#### Recorded data:
________________
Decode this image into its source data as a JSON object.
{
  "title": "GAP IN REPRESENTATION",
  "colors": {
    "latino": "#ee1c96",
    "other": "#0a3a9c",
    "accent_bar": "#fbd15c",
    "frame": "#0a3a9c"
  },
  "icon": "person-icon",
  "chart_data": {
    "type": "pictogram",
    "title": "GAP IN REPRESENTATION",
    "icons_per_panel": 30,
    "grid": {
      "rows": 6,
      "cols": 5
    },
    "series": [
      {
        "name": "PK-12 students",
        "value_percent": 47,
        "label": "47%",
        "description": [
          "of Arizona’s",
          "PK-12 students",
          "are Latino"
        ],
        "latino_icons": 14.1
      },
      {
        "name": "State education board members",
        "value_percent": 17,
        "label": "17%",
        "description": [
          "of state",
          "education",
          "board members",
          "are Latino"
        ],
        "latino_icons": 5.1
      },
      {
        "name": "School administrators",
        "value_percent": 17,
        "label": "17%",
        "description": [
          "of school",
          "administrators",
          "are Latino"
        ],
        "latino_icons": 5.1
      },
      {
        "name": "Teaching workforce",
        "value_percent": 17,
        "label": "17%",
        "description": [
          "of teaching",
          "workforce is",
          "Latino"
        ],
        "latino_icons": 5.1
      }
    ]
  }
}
________________
#### WHAT YOU SHOULD DO:
Each entry above is to be set down again in exactly the same words.

#### RESPONSE TO THIS TASK:
Decode this image into its source data as a JSON object.
{
  "title": "GAP IN REPRESENTATION",
  "colors": {
    "latino": "#ee1c96",
    "other": "#0a3a9c",
    "accent_bar": "#fbd15c",
    "frame": "#0a3a9c"
  },
  "icon": "person-icon",
  "chart_data": {
    "type": "pictogram",
    "title": "GAP IN REPRESENTATION",
    "icons_per_panel": 30,
    "grid": {
      "rows": 6,
      "cols": 5
    },
    "series": [
      {
        "name": "PK-12 students",
        "value_percent": 47,
        "label": "47%",
        "description": [
          "of Arizona’s",
          "PK-12 students",
          "are Latino"
        ],
        "latino_icons": 14.1
      },
      {
        "name": "State education board members",
        "value_percent": 17,
        "label": "17%",
        "description": [
          "of state",
          "education",
          "board members",
          "are Latino"
        ],
        "latino_icons": 5.1
      },
      {
        "name": "School administrators",
        "value_percent": 17,
        "label": "17%",
        "description": [
          "of school",
          "administrators",
          "are Latino"
        ],
        "latino_icons": 5.1
      },
      {
        "name": "Teaching workforce",
        "value_percent": 17,
        "label": "17%",
        "description": [
          "of teaching",
          "workforce is",
          "Latino"
        ],
        "latino_icons": 5.1
      }
    ]
  }
}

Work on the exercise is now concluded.